* **Problem details**: Lines containing the word "Canada" are the ones to copy from the records below.

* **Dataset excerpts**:
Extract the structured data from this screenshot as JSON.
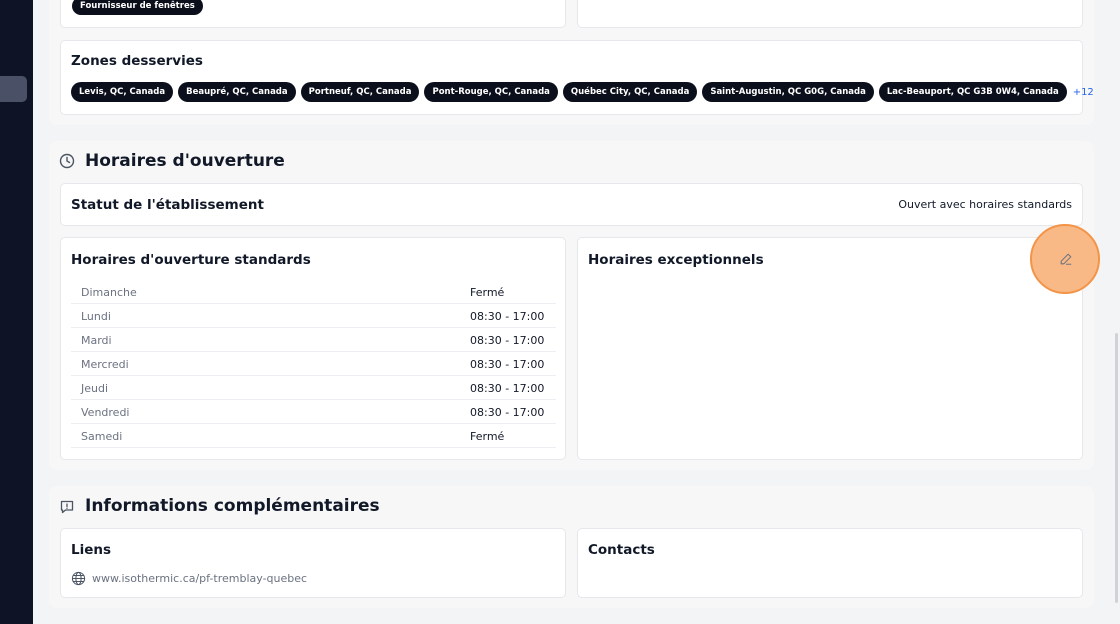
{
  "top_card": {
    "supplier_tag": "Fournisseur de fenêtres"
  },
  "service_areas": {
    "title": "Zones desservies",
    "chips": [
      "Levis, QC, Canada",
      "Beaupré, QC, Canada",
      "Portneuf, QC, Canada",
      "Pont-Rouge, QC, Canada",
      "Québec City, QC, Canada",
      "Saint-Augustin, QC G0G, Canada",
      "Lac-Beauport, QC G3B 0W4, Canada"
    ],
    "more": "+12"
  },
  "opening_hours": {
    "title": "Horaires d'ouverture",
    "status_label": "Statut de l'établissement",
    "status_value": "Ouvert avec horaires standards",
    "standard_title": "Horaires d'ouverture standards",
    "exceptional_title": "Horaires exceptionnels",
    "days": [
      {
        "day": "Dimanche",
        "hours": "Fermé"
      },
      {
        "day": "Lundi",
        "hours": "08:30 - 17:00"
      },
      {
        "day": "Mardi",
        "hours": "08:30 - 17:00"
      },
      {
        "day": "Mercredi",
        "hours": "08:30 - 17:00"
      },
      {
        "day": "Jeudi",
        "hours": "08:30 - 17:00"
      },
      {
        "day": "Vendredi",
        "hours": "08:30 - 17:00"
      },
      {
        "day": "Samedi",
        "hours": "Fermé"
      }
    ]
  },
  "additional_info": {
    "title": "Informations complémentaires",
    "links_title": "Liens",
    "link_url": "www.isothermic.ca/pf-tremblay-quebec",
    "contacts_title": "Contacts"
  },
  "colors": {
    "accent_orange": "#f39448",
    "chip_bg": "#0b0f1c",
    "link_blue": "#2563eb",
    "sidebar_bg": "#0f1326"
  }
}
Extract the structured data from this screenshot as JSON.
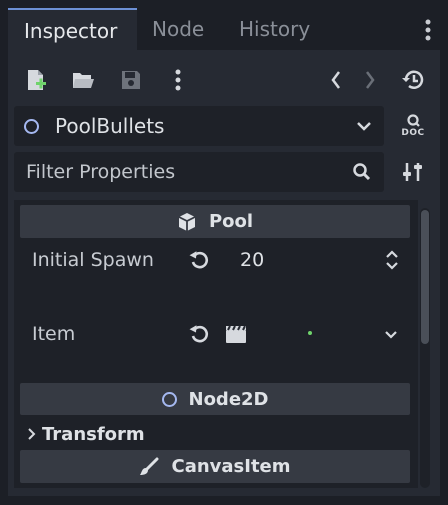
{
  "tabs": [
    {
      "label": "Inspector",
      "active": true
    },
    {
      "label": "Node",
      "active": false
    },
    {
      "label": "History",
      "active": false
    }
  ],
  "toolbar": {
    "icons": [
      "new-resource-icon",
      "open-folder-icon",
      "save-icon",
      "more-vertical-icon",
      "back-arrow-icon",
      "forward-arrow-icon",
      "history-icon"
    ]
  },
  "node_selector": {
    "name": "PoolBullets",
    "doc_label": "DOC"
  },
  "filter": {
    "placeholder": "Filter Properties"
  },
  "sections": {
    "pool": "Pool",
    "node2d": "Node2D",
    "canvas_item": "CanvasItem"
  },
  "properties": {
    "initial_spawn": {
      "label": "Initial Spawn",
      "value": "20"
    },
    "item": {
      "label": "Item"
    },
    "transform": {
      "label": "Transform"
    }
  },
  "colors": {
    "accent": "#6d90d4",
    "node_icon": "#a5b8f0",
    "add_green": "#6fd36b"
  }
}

* **Reply to the task**:
      "Levis, QC, Canada",
      "Beaupré, QC, Canada",
      "Portneuf, QC, Canada",
      "Pont-Rouge, QC, Canada",
      "Québec City, QC, Canada",
      "Saint-Augustin, QC G0G, Canada",
      "Lac-Beauport, QC G3B 0W4, Canada"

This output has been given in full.